◆ Objective
Find the lines with the string "this" and return them.

[Lines of data]
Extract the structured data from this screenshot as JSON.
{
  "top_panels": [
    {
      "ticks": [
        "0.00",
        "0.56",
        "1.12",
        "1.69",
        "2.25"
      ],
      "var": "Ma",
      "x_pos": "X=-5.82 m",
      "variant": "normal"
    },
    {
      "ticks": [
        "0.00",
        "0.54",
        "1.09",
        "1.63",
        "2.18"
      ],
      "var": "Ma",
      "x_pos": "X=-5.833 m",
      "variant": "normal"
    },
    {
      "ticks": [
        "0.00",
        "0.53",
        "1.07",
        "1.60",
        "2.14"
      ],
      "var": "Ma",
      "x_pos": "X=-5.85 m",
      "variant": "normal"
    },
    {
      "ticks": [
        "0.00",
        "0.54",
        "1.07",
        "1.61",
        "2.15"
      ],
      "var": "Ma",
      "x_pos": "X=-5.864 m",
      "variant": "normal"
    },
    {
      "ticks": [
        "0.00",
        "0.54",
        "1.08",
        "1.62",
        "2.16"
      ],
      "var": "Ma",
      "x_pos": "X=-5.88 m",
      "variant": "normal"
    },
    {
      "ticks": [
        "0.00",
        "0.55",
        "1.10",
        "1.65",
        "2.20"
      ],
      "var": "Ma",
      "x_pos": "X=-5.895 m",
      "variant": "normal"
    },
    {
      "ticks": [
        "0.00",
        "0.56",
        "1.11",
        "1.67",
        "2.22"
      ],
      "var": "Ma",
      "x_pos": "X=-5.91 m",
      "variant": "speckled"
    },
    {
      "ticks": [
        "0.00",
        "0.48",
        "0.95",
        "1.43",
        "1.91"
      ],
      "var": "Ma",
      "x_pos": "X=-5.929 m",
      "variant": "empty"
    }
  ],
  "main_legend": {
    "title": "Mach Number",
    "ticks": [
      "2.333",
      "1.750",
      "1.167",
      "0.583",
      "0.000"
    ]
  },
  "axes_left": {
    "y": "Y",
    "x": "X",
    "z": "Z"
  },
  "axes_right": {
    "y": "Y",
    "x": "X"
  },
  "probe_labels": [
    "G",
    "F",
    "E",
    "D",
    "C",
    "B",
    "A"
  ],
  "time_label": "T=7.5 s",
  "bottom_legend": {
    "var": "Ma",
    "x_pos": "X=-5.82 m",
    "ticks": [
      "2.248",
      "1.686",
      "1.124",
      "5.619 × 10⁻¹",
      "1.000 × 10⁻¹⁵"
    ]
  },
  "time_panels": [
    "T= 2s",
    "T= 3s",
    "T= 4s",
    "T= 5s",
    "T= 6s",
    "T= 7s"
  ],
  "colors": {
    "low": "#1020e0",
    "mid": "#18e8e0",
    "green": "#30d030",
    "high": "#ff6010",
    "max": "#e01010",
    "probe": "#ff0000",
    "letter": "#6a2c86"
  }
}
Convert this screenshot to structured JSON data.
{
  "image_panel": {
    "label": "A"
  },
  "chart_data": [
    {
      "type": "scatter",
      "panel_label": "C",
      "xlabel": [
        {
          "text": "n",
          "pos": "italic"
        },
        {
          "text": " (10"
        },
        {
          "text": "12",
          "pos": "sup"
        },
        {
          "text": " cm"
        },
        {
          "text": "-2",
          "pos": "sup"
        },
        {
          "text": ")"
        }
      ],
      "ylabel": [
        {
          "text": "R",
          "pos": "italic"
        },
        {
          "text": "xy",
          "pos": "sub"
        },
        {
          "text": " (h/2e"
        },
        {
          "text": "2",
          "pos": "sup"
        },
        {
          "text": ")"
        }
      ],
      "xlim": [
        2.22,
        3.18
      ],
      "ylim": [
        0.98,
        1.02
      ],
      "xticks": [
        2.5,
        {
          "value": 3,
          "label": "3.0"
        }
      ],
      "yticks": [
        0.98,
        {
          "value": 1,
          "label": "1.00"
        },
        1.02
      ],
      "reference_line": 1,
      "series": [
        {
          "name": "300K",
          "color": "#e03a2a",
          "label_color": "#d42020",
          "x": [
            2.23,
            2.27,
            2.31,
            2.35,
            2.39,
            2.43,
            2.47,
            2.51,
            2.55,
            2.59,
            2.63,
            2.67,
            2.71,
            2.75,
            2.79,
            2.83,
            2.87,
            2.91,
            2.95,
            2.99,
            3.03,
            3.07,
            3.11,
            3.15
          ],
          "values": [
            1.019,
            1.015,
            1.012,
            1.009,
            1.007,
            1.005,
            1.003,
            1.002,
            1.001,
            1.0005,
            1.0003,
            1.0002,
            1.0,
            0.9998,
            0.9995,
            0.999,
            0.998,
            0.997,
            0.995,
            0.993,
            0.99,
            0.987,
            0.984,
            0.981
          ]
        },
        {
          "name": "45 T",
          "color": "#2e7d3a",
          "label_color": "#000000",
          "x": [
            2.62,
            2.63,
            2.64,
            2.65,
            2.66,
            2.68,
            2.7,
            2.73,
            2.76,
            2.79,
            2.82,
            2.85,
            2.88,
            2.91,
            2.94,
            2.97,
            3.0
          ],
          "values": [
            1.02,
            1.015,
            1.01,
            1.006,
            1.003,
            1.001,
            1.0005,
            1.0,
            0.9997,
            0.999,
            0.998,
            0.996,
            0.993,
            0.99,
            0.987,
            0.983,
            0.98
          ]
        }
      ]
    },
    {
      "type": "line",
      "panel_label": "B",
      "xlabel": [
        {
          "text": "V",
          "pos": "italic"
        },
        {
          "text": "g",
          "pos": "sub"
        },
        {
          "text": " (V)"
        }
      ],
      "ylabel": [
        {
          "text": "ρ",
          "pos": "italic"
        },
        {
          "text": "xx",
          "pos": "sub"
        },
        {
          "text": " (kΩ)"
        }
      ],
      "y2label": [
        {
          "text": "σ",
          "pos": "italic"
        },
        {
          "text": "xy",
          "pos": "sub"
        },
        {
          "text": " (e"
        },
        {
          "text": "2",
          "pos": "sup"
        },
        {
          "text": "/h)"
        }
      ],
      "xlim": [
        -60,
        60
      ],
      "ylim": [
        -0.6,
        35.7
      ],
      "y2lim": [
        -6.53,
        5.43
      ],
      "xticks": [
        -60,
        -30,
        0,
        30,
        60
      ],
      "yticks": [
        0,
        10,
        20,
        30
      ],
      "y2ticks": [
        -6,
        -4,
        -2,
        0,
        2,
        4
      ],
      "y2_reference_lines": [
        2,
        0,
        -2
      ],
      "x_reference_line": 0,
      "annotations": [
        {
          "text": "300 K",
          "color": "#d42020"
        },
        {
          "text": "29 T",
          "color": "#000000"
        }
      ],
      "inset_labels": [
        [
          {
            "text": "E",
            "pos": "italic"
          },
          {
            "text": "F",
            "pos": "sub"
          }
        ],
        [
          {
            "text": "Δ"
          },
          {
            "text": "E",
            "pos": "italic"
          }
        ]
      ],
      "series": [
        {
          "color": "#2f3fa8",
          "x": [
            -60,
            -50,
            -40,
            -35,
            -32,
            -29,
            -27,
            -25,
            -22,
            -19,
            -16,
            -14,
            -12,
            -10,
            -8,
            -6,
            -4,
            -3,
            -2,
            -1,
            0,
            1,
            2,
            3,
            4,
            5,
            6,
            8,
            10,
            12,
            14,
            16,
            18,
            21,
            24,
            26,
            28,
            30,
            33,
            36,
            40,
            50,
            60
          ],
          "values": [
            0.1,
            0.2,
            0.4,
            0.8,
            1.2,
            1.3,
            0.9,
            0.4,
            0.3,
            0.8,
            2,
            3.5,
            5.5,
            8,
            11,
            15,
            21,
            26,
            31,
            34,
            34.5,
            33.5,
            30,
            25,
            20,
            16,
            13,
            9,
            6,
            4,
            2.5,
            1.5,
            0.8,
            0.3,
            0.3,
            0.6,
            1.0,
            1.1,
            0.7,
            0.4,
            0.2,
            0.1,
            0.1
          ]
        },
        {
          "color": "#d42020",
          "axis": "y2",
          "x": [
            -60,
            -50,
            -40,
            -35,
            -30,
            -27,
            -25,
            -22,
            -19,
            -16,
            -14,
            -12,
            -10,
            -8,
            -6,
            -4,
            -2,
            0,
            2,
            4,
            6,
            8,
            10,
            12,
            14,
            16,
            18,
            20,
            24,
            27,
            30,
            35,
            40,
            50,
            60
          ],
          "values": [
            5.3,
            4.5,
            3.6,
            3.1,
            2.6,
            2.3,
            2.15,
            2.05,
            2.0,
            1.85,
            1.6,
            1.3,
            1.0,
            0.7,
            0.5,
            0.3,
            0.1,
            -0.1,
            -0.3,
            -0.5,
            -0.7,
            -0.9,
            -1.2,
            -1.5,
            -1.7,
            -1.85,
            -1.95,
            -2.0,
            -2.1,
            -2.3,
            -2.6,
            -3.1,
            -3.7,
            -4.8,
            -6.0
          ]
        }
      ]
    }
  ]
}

◆ Written response
Extract the structured data from this screenshot as JSON.
Convert this screenshot to structured JSON data.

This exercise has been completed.